Women’s Coping Strategies

Homelessness is a stressful, detrimental, and dangerous condition, and most people take vigorous actions to avoid it. Should those actions fail, people will take further steps to avoid or minimize its consequences.

As money to pay for housing runs low, people first try to reduce household expenses and may turn to soup kitchens, food pantries, clothing and furniture charities, and other community supports to conserve funds (Sosin 1992). When money runs out or a housing crisis hits, people then approach their personal support networks to find friends and family members with whom they might double up. The existence of these strategies has led some researchers to consider homelessness as a multistage process, with women’s doubling-up with relatives being the “last stage” before descending into homelessness (Liebow 1993, 82; see also Snow and Anderson 1993; Johnson et al. 2008). Consistent with this framing, Wasson and Hill (1998) found that nearly three-quarters of the female-headed families in a sample of New York City shelter entrants came from doubled-up accommodations, while only one-sixth came directly from their own residence. However, the evidence differs across contexts. Data covering all homelessness service requests from Australia in 2013–2014 indicated that 59 percent of women and 42 percent of men initiated homelessness services from their own accommodation, but only 16 percent of women and 15 percent of men initiated services from doubled-up situations (AIHW 2014). Figures from the United Kingdom indicated that 27 percent of the people and families qualifying for homelessness services (mostly women (p. 812) and lone-mother families) came from doubled-up situations (UK Department for Communities and Local Government 2016). The vast differences in these figures suggest that homelessness should be viewed in terms of multiple processes rather than a single process.

Once homeless, people develop a range of survival or coping strategies to fulfill their basic material needs (Snow and Anderson 1987). Several of these activities are common to disadvantaged people generally, such as using meal services (Sosin 1992), drawing on social networks (Meadows-Oliver 2005), scavenging (Snow and Anderson 1987), and engaging in bartering, off-the-books labor, peddling, hustling, and petty crime (Venkatesh 2006). Some of these strategies are gendered. For example, homeless women are much less likely to engage in day labor, peddling, and panhandling than homeless men (Lee and Farrell 2003; Lei 2013). One innovative strategy observed among homeless women in the United Kingdom is the use of public spaces, such as shopping centers, libraries, airports, and public toilets, as places of both safety and convenience (Casey, Goudie, and Reeve 2008). Another gendered behavior is that newly homeless mothers, many of whom are escaping violent partners, devote much energy trying to maintain a semblance of stability in their children’s lives.

Other material coping strategies are concentrated among the longer-term homeless. A particularly risky strategy among women involves moving in with men in exchange for sex, a practice commonly known as “shacking up” (Johnson et al. 2008), as well as prostitution. “Shacking up” enables homeless women to avoid sleeping on the streets where they are much more vulnerable to physical and sexual violence than men. Indeed, many of the coping strategies that women use highlight the acute and specific vulnerabilities they face from homelessness.

In addition to material coping, homeless people undergo different forms of social and psychological coping. One of these involves adapting or reconstructing their identities (Snow and Anderson 1987). Johnson et al. (2008) have described how newly homeless women attempt to “pass as normal” so that they can physically and symbolically distance themselves from the stigma attached to homelessness. Two key strategies are managing information about their situation and developing “disidentifiers” in the form of actions or behaviors, such as staying well dressed, that signal normality. Both strategies are designed to conceal or disguise their homelessness and avoid public and institutional opprobrium about their circumstances.

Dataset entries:

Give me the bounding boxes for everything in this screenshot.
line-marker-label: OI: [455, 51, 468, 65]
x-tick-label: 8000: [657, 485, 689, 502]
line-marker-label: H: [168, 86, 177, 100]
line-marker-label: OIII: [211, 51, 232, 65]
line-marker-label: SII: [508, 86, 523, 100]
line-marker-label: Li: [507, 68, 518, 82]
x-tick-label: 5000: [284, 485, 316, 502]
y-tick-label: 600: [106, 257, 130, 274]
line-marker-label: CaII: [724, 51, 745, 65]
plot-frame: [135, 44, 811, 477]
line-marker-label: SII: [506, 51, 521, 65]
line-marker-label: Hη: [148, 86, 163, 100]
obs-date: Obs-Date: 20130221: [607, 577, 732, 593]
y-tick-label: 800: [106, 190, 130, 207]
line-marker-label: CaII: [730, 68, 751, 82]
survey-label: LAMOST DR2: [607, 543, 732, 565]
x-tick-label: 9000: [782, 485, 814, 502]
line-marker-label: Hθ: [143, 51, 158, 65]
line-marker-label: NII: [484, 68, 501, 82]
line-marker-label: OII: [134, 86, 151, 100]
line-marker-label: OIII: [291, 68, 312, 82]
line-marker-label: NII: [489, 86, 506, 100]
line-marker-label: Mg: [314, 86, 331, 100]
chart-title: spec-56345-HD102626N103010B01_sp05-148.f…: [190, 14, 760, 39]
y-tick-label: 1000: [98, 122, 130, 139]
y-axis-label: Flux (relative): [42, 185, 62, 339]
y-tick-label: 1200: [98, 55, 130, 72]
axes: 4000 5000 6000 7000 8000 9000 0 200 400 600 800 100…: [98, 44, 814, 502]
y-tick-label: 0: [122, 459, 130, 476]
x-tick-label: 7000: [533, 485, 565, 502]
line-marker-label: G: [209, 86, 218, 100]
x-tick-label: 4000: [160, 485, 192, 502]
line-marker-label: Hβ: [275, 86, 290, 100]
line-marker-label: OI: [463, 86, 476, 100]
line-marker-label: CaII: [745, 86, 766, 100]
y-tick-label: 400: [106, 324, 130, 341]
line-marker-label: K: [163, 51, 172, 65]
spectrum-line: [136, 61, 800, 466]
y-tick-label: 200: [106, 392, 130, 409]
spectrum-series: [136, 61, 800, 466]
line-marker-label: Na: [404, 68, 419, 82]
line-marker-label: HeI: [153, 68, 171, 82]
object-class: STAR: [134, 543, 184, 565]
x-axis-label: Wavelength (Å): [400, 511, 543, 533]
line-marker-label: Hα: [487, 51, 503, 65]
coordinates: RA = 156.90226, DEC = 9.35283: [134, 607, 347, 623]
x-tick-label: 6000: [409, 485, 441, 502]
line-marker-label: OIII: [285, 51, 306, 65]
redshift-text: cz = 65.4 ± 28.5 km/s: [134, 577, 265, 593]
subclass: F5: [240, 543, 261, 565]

Directions:
a - Retype the portion of the passage on women's coping strategies from "Other material coping" up to and including "face from homelessness.".
b - In the passage on women's coping strategies, what proportion of the female-headed families in the New York City shelter sample came directly from their own residence?
These lines were taken from a separate source unrelated to the text.

Outputs:
a -
Other material coping strategies are concentrated among the longer-term homeless. A particularly risky strategy among women involves moving in with men in exchange for sex, a practice commonly known as “shacking up” (Johnson et al. 2008), as well as prostitution. “Shacking up” enables homeless women to avoid sleeping on the streets where they are much more vulnerable to physical and sexual violence than men. Indeed, many of the coping strategies that women use highlight the acute and specific vulnerabilities they face from homelessness.

b - Only one-sixth.